(Data records)
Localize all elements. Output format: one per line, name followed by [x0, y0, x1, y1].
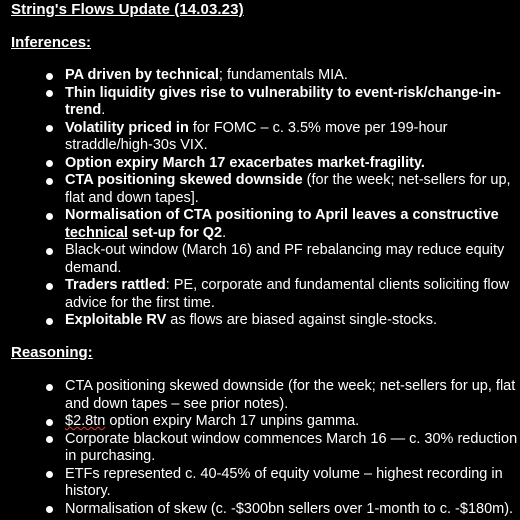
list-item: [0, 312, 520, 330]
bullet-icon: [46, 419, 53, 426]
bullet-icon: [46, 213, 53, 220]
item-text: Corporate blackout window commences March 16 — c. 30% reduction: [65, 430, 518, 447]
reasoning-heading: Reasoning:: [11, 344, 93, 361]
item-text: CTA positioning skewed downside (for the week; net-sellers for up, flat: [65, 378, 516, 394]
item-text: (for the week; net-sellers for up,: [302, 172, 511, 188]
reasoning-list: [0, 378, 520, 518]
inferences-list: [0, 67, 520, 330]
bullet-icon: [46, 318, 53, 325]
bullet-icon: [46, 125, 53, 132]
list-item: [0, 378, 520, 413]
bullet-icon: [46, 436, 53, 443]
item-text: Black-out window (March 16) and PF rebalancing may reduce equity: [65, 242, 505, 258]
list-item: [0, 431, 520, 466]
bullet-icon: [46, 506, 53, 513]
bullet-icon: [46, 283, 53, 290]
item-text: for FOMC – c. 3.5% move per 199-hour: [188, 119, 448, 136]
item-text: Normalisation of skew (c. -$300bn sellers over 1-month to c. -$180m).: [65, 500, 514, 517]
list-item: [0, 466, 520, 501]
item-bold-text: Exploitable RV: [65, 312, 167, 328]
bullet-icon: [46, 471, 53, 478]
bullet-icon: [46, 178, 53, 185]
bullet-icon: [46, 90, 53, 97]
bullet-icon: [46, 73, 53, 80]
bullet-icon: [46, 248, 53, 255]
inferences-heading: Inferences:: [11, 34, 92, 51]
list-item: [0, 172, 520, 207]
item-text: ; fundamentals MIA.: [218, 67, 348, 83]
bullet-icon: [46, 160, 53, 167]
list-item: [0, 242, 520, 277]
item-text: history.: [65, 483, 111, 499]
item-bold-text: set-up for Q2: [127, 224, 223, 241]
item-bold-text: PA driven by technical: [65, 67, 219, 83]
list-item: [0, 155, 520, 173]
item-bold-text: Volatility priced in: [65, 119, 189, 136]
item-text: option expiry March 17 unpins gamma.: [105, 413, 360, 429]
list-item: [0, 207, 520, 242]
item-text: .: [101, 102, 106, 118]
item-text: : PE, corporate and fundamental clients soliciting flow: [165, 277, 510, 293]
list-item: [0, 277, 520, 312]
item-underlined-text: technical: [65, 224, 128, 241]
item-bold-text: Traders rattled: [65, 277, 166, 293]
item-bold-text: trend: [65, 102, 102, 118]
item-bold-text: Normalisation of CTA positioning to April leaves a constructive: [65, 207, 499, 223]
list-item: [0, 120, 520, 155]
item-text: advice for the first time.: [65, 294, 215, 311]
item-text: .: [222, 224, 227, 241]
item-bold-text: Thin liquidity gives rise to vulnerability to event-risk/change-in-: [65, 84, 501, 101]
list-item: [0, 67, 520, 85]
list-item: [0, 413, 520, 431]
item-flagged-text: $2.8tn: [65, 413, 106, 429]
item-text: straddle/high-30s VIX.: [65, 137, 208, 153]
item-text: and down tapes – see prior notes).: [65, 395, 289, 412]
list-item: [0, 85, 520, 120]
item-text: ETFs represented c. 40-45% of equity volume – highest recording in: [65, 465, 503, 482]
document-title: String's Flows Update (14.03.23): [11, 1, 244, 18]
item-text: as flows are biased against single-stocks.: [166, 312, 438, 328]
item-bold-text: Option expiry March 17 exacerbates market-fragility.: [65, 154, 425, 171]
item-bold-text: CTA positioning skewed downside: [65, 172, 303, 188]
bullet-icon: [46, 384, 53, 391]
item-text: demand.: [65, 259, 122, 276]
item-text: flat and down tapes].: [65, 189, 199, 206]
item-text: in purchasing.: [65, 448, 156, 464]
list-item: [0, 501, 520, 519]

Given task: Reproduce the lines of the records above with every "bullet-icon" swapped for "bullet-marker" and nothing else altered. Omit the pictures.

Finished task:
Localize all elements. Output format: one per line, name followed by [x0, y0, x1, y1].
list-item: [0, 312, 520, 330]
bullet-marker: [46, 419, 53, 426]
bullet-marker: [46, 213, 53, 220]
item-text: Corporate blackout window commences March 16 — c. 30% reduction: [65, 430, 518, 447]
reasoning-heading: Reasoning:: [11, 344, 93, 361]
item-text: CTA positioning skewed downside (for the week; net-sellers for up, flat: [65, 378, 516, 394]
item-text: (for the week; net-sellers for up,: [302, 172, 511, 188]
reasoning-list: [0, 378, 520, 518]
inferences-list: [0, 67, 520, 330]
bullet-marker: [46, 318, 53, 325]
bullet-marker: [46, 125, 53, 132]
list-item: [0, 378, 520, 413]
bullet-marker: [46, 436, 53, 443]
item-text: Black-out window (March 16) and PF rebalancing may reduce equity: [65, 242, 505, 258]
list-item: [0, 431, 520, 466]
bullet-marker: [46, 506, 53, 513]
bullet-marker: [46, 283, 53, 290]
item-text: for FOMC – c. 3.5% move per 199-hour: [188, 119, 448, 136]
item-text: Normalisation of skew (c. -$300bn sellers over 1-month to c. -$180m).: [65, 500, 514, 517]
list-item: [0, 466, 520, 501]
item-bold-text: Exploitable RV: [65, 312, 167, 328]
bullet-marker: [46, 471, 53, 478]
bullet-marker: [46, 178, 53, 185]
bullet-marker: [46, 90, 53, 97]
bullet-marker: [46, 73, 53, 80]
bullet-marker: [46, 248, 53, 255]
inferences-heading: Inferences:: [11, 34, 92, 51]
list-item: [0, 172, 520, 207]
item-text: ; fundamentals MIA.: [218, 67, 348, 83]
bullet-marker: [46, 160, 53, 167]
list-item: [0, 242, 520, 277]
item-text: history.: [65, 483, 111, 499]
item-bold-text: set-up for Q2: [127, 224, 223, 241]
item-bold-text: PA driven by technical: [65, 67, 219, 83]
list-item: [0, 155, 520, 173]
item-bold-text: Volatility priced in: [65, 119, 189, 136]
item-text: option expiry March 17 unpins gamma.: [105, 413, 360, 429]
list-item: [0, 207, 520, 242]
item-text: .: [101, 102, 106, 118]
item-text: : PE, corporate and fundamental clients soliciting flow: [165, 277, 510, 293]
list-item: [0, 277, 520, 312]
item-underlined-text: technical: [65, 224, 128, 241]
item-bold-text: Traders rattled: [65, 277, 166, 293]
item-bold-text: trend: [65, 102, 102, 118]
item-bold-text: Normalisation of CTA positioning to April leaves a constructive: [65, 207, 499, 223]
list-item: [0, 120, 520, 155]
item-text: advice for the first time.: [65, 294, 215, 311]
item-text: .: [222, 224, 227, 241]
item-bold-text: Thin liquidity gives rise to vulnerability to event-risk/change-in-: [65, 84, 501, 101]
list-item: [0, 67, 520, 85]
list-item: [0, 413, 520, 431]
item-flagged-text: $2.8tn: [65, 413, 106, 429]
item-text: straddle/high-30s VIX.: [65, 137, 208, 153]
item-text: and down tapes – see prior notes).: [65, 395, 289, 412]
list-item: [0, 85, 520, 120]
item-text: ETFs represented c. 40-45% of equity volume – highest recording in: [65, 465, 503, 482]
document-title: String's Flows Update (14.03.23): [11, 1, 244, 18]
item-text: as flows are biased against single-stocks.: [166, 312, 438, 328]
item-bold-text: Option expiry March 17 exacerbates market-fragility.: [65, 154, 425, 171]
item-bold-text: CTA positioning skewed downside: [65, 172, 303, 188]
bullet-marker: [46, 384, 53, 391]
item-text: demand.: [65, 259, 122, 276]
item-text: flat and down tapes].: [65, 189, 199, 206]
item-text: in purchasing.: [65, 448, 156, 464]
list-item: [0, 501, 520, 519]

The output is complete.